Data excerpts:

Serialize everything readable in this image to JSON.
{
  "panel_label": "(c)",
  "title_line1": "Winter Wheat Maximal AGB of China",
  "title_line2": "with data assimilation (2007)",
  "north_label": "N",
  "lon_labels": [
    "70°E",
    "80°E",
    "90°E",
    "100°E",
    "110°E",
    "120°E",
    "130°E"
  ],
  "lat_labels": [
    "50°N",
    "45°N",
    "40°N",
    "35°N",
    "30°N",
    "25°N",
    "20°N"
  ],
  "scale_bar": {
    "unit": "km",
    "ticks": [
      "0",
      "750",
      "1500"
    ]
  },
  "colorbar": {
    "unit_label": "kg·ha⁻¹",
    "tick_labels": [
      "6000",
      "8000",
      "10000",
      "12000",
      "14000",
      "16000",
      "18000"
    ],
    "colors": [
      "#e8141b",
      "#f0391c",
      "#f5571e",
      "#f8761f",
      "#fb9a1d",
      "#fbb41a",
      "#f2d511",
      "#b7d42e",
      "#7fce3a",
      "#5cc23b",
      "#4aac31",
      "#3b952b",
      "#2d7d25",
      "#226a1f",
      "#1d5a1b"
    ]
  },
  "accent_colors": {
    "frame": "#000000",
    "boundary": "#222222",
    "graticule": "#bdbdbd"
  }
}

---

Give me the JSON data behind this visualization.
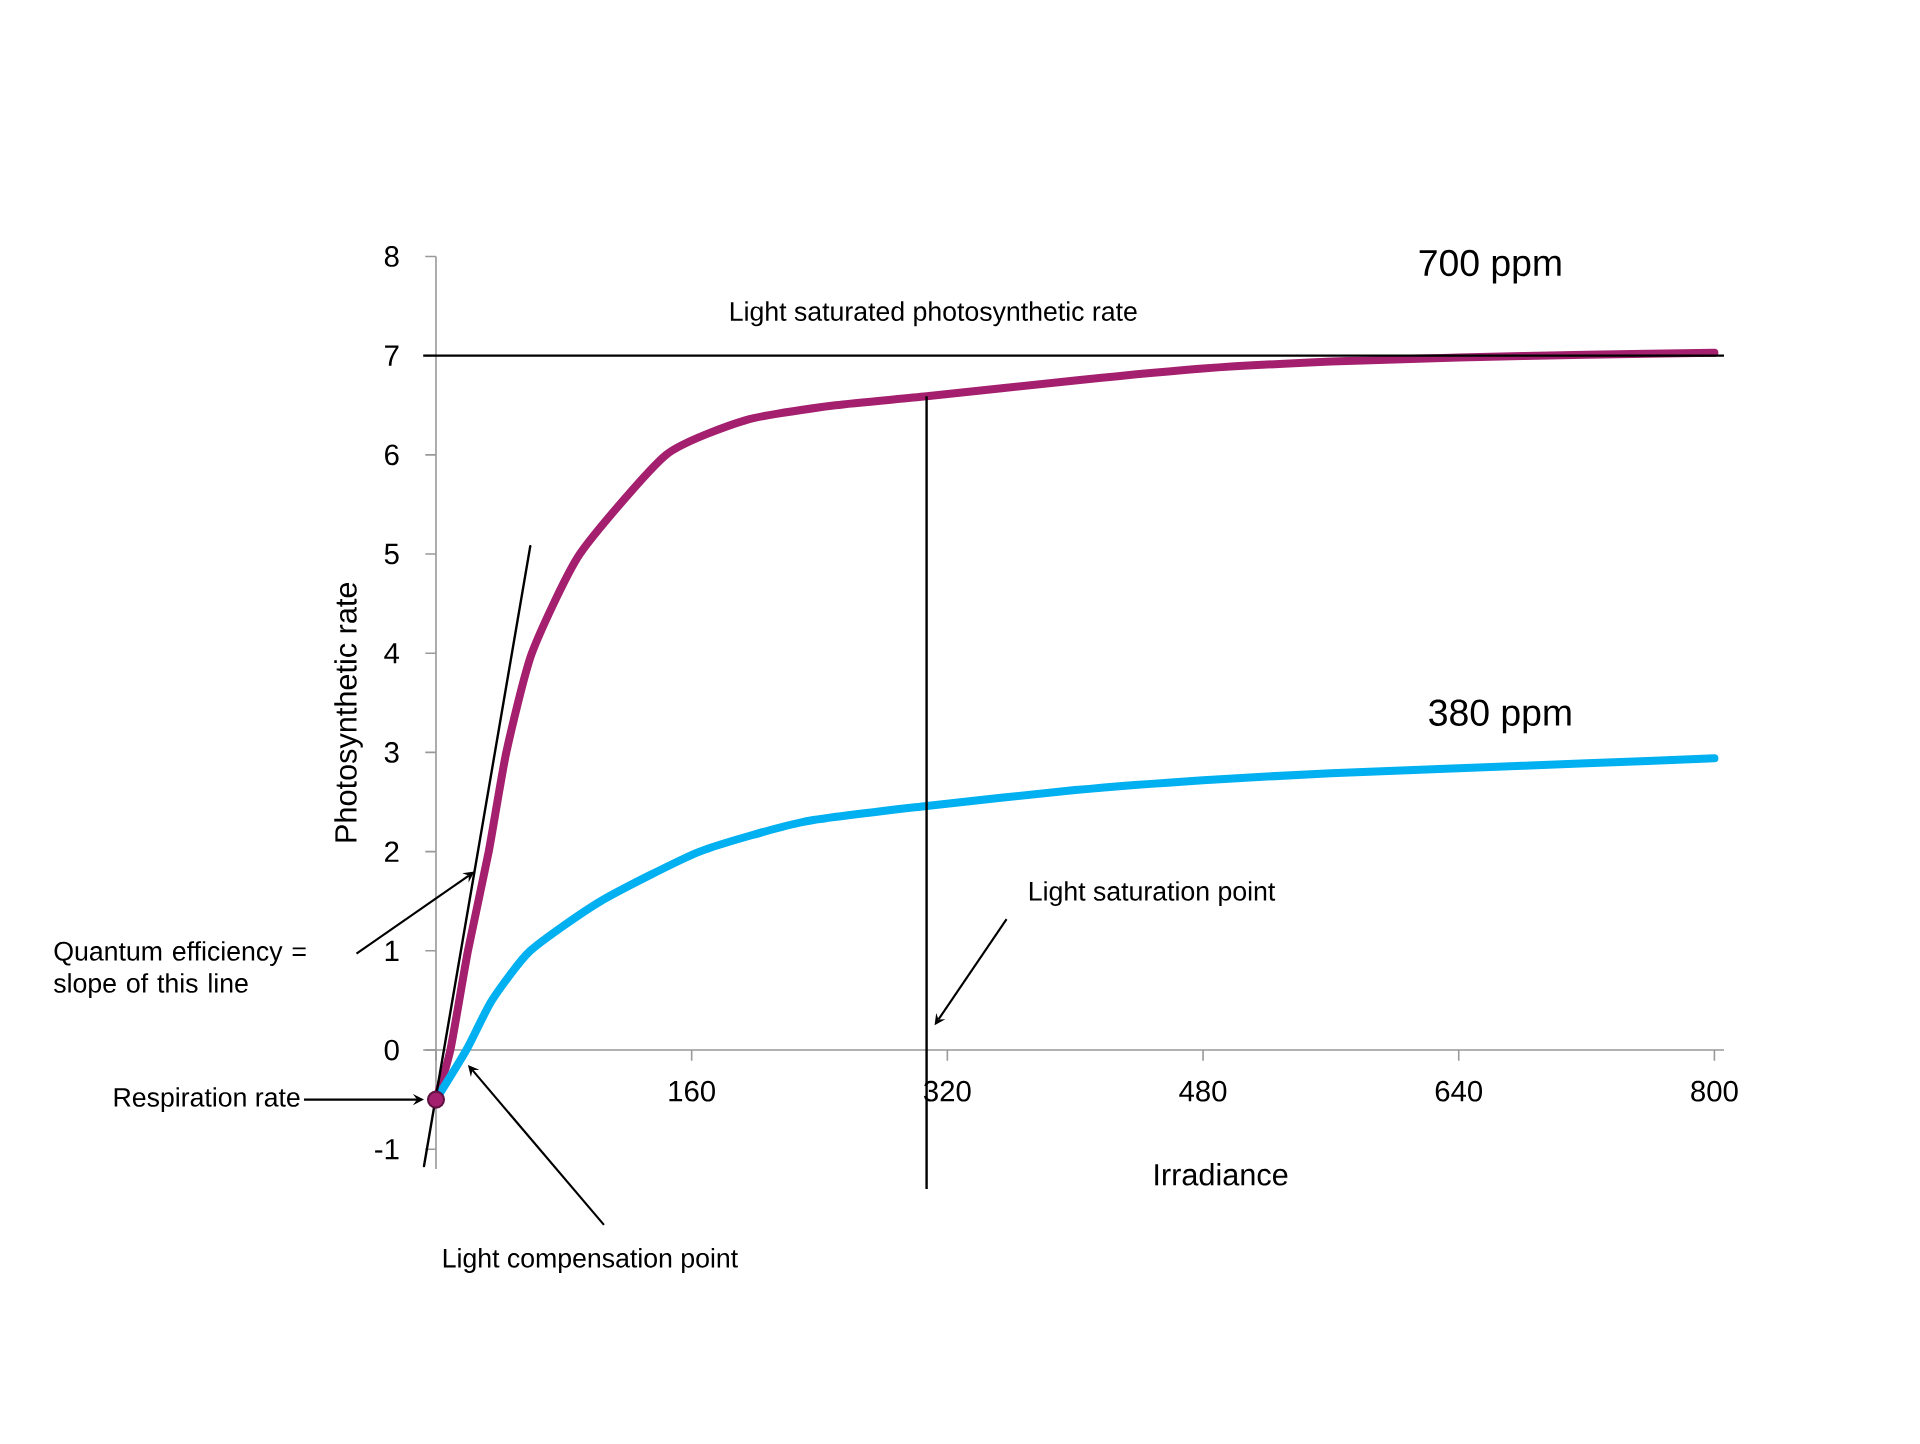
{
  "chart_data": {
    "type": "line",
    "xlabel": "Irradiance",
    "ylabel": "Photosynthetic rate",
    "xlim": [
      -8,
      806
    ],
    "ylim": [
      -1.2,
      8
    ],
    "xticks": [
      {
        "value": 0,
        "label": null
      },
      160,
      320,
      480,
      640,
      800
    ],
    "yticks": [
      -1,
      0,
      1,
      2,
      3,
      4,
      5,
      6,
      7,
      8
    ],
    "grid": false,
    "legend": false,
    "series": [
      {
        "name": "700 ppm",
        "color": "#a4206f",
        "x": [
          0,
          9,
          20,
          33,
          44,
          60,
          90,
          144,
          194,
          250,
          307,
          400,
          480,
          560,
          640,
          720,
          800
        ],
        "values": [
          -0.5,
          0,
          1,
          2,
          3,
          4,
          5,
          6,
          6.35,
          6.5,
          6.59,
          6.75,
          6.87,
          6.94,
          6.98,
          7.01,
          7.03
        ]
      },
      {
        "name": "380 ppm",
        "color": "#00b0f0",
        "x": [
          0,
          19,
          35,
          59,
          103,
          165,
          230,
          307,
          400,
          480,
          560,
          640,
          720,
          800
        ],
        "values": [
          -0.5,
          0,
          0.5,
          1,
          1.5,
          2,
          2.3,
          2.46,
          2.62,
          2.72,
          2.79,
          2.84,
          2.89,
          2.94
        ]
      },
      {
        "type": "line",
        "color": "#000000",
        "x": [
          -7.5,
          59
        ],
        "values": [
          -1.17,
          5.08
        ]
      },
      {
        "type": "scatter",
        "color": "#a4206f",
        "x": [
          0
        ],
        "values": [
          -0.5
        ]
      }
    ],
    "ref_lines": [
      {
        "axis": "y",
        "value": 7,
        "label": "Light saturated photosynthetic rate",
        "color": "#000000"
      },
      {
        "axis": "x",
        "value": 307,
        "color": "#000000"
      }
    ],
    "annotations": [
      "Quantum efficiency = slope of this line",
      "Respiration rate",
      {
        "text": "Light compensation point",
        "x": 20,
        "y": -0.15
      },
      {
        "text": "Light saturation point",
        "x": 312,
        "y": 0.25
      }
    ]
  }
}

What you should do: Return a copy of every line that includes the word "point".

Exercise output:
        "text": "Light compensation point",
        "text": "Light saturation point",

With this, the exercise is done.